▼

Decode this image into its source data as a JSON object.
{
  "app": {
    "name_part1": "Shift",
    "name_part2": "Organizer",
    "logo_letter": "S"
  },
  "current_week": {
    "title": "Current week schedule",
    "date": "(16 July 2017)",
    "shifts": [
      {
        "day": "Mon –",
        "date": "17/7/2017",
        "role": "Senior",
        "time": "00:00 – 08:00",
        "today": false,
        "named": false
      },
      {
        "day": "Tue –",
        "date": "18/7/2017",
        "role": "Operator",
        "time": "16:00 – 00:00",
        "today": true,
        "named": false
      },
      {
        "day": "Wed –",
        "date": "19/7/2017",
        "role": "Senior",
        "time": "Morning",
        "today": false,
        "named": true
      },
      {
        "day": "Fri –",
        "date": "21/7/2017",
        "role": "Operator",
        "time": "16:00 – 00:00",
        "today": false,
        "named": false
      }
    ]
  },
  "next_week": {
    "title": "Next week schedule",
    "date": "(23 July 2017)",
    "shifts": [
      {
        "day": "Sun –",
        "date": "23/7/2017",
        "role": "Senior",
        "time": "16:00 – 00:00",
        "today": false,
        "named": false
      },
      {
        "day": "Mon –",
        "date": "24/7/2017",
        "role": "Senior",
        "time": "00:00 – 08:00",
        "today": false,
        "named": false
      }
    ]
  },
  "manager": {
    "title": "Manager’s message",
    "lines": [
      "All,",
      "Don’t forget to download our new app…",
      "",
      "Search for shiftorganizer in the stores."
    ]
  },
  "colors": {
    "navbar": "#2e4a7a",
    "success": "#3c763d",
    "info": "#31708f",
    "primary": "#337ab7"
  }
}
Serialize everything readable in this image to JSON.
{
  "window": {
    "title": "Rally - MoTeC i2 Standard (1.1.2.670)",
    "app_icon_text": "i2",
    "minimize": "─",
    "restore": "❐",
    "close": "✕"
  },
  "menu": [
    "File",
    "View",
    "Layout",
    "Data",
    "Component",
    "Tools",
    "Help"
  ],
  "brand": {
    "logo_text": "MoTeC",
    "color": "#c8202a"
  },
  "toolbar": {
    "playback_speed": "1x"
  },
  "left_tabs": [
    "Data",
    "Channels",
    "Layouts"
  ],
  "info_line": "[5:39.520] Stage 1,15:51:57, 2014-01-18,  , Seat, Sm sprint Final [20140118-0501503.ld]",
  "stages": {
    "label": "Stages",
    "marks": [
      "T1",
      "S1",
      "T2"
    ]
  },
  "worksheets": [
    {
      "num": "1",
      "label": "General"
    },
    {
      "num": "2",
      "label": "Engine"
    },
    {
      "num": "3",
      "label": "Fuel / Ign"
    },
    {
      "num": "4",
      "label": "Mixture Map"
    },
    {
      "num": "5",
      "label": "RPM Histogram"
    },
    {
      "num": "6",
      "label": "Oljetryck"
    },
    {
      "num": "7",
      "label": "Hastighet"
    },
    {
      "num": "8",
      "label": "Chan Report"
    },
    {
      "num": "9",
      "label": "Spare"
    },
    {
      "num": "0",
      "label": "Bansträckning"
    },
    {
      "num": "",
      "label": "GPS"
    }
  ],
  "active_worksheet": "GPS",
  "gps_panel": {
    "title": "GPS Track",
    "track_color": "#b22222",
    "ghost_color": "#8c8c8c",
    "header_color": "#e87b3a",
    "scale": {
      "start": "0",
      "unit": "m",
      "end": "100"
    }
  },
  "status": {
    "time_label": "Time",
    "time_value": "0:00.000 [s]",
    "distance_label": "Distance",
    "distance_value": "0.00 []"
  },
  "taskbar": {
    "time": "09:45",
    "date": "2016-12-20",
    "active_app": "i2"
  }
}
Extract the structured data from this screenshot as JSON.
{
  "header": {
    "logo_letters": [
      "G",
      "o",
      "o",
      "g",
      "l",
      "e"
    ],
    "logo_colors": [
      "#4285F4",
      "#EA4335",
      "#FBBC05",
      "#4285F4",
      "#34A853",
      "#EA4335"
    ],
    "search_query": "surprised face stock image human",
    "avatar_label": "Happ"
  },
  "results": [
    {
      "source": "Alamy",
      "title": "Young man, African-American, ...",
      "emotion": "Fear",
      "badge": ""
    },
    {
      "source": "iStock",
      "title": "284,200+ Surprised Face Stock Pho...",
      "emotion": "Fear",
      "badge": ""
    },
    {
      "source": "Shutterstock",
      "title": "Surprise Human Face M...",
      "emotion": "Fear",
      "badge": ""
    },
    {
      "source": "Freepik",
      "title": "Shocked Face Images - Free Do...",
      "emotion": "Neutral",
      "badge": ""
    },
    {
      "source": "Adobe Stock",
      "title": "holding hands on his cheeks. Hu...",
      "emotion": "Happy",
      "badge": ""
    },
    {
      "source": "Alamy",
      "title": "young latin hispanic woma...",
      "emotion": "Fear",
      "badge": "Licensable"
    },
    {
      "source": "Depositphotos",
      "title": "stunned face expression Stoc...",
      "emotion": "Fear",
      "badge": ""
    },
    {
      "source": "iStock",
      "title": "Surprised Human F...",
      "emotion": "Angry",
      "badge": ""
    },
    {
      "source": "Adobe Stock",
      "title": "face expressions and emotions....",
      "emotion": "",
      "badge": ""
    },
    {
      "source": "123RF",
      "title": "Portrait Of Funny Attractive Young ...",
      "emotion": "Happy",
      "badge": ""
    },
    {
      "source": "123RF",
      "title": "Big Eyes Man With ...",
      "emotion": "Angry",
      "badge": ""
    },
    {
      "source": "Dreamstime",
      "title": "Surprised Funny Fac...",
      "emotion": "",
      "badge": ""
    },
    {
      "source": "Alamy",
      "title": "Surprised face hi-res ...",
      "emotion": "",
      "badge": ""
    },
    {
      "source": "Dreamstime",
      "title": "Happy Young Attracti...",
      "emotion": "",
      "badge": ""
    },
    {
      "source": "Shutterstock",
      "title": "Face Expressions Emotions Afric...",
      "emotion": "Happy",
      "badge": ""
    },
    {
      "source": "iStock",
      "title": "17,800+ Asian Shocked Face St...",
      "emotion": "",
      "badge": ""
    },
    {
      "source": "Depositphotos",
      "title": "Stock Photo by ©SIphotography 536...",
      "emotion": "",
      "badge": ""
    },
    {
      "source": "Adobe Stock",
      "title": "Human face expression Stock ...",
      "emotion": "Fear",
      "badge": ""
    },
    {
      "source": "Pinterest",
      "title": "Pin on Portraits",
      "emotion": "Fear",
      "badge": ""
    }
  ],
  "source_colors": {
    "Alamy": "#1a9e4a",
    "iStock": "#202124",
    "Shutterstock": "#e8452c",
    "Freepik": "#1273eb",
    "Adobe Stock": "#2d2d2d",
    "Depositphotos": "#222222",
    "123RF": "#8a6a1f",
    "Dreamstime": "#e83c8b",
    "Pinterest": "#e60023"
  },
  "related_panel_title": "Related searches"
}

▲

Print all of the entries again, exactly as written.

Decode this image into its source data as a JSON object.
{
  "app": {
    "name_part1": "Shift",
    "name_part2": "Organizer",
    "logo_letter": "S"
  },
  "current_week": {
    "title": "Current week schedule",
    "date": "(16 July 2017)",
    "shifts": [
      {
        "day": "Mon –",
        "date": "17/7/2017",
        "role": "Senior",
        "time": "00:00 – 08:00",
        "today": false,
        "named": false
      },
      {
        "day": "Tue –",
        "date": "18/7/2017",
        "role": "Operator",
        "time": "16:00 – 00:00",
        "today": true,
        "named": false
      },
      {
        "day": "Wed –",
        "date": "19/7/2017",
        "role": "Senior",
        "time": "Morning",
        "today": false,
        "named": true
      },
      {
        "day": "Fri –",
        "date": "21/7/2017",
        "role": "Operator",
        "time": "16:00 – 00:00",
        "today": false,
        "named": false
      }
    ]
  },
  "next_week": {
    "title": "Next week schedule",
    "date": "(23 July 2017)",
    "shifts": [
      {
        "day": "Sun –",
        "date": "23/7/2017",
        "role": "Senior",
        "time": "16:00 – 00:00",
        "today": false,
        "named": false
      },
      {
        "day": "Mon –",
        "date": "24/7/2017",
        "role": "Senior",
        "time": "00:00 – 08:00",
        "today": false,
        "named": false
      }
    ]
  },
  "manager": {
    "title": "Manager’s message",
    "lines": [
      "All,",
      "Don’t forget to download our new app…",
      "",
      "Search for shiftorganizer in the stores."
    ]
  },
  "colors": {
    "navbar": "#2e4a7a",
    "success": "#3c763d",
    "info": "#31708f",
    "primary": "#337ab7"
  }
}
Serialize everything readable in this image to JSON.
{
  "window": {
    "title": "Rally - MoTeC i2 Standard (1.1.2.670)",
    "app_icon_text": "i2",
    "minimize": "─",
    "restore": "❐",
    "close": "✕"
  },
  "menu": [
    "File",
    "View",
    "Layout",
    "Data",
    "Component",
    "Tools",
    "Help"
  ],
  "brand": {
    "logo_text": "MoTeC",
    "color": "#c8202a"
  },
  "toolbar": {
    "playback_speed": "1x"
  },
  "left_tabs": [
    "Data",
    "Channels",
    "Layouts"
  ],
  "info_line": "[5:39.520] Stage 1,15:51:57, 2014-01-18,  , Seat, Sm sprint Final [20140118-0501503.ld]",
  "stages": {
    "label": "Stages",
    "marks": [
      "T1",
      "S1",
      "T2"
    ]
  },
  "worksheets": [
    {
      "num": "1",
      "label": "General"
    },
    {
      "num": "2",
      "label": "Engine"
    },
    {
      "num": "3",
      "label": "Fuel / Ign"
    },
    {
      "num": "4",
      "label": "Mixture Map"
    },
    {
      "num": "5",
      "label": "RPM Histogram"
    },
    {
      "num": "6",
      "label": "Oljetryck"
    },
    {
      "num": "7",
      "label": "Hastighet"
    },
    {
      "num": "8",
      "label": "Chan Report"
    },
    {
      "num": "9",
      "label": "Spare"
    },
    {
      "num": "0",
      "label": "Bansträckning"
    },
    {
      "num": "",
      "label": "GPS"
    }
  ],
  "active_worksheet": "GPS",
  "gps_panel": {
    "title": "GPS Track",
    "track_color": "#b22222",
    "ghost_color": "#8c8c8c",
    "header_color": "#e87b3a",
    "scale": {
      "start": "0",
      "unit": "m",
      "end": "100"
    }
  },
  "status": {
    "time_label": "Time",
    "time_value": "0:00.000 [s]",
    "distance_label": "Distance",
    "distance_value": "0.00 []"
  },
  "taskbar": {
    "time": "09:45",
    "date": "2016-12-20",
    "active_app": "i2"
  }
}
Extract the structured data from this screenshot as JSON.
{
  "header": {
    "logo_letters": [
      "G",
      "o",
      "o",
      "g",
      "l",
      "e"
    ],
    "logo_colors": [
      "#4285F4",
      "#EA4335",
      "#FBBC05",
      "#4285F4",
      "#34A853",
      "#EA4335"
    ],
    "search_query": "surprised face stock image human",
    "avatar_label": "Happ"
  },
  "results": [
    {
      "source": "Alamy",
      "title": "Young man, African-American, ...",
      "emotion": "Fear",
      "badge": ""
    },
    {
      "source": "iStock",
      "title": "284,200+ Surprised Face Stock Pho...",
      "emotion": "Fear",
      "badge": ""
    },
    {
      "source": "Shutterstock",
      "title": "Surprise Human Face M...",
      "emotion": "Fear",
      "badge": ""
    },
    {
      "source": "Freepik",
      "title": "Shocked Face Images - Free Do...",
      "emotion": "Neutral",
      "badge": ""
    },
    {
      "source": "Adobe Stock",
      "title": "holding hands on his cheeks. Hu...",
      "emotion": "Happy",
      "badge": ""
    },
    {
      "source": "Alamy",
      "title": "young latin hispanic woma...",
      "emotion": "Fear",
      "badge": "Licensable"
    },
    {
      "source": "Depositphotos",
      "title": "stunned face expression Stoc...",
      "emotion": "Fear",
      "badge": ""
    },
    {
      "source": "iStock",
      "title": "Surprised Human F...",
      "emotion": "Angry",
      "badge": ""
    },
    {
      "source": "Adobe Stock",
      "title": "face expressions and emotions....",
      "emotion": "",
      "badge": ""
    },
    {
      "source": "123RF",
      "title": "Portrait Of Funny Attractive Young ...",
      "emotion": "Happy",
      "badge": ""
    },
    {
      "source": "123RF",
      "title": "Big Eyes Man With ...",
      "emotion": "Angry",
      "badge": ""
    },
    {
      "source": "Dreamstime",
      "title": "Surprised Funny Fac...",
      "emotion": "",
      "badge": ""
    },
    {
      "source": "Alamy",
      "title": "Surprised face hi-res ...",
      "emotion": "",
      "badge": ""
    },
    {
      "source": "Dreamstime",
      "title": "Happy Young Attracti...",
      "emotion": "",
      "badge": ""
    },
    {
      "source": "Shutterstock",
      "title": "Face Expressions Emotions Afric...",
      "emotion": "Happy",
      "badge": ""
    },
    {
      "source": "iStock",
      "title": "17,800+ Asian Shocked Face St...",
      "emotion": "",
      "badge": ""
    },
    {
      "source": "Depositphotos",
      "title": "Stock Photo by ©SIphotography 536...",
      "emotion": "",
      "badge": ""
    },
    {
      "source": "Adobe Stock",
      "title": "Human face expression Stock ...",
      "emotion": "Fear",
      "badge": ""
    },
    {
      "source": "Pinterest",
      "title": "Pin on Portraits",
      "emotion": "Fear",
      "badge": ""
    }
  ],
  "source_colors": {
    "Alamy": "#1a9e4a",
    "iStock": "#202124",
    "Shutterstock": "#e8452c",
    "Freepik": "#1273eb",
    "Adobe Stock": "#2d2d2d",
    "Depositphotos": "#222222",
    "123RF": "#8a6a1f",
    "Dreamstime": "#e83c8b",
    "Pinterest": "#e60023"
  },
  "related_panel_title": "Related searches"
}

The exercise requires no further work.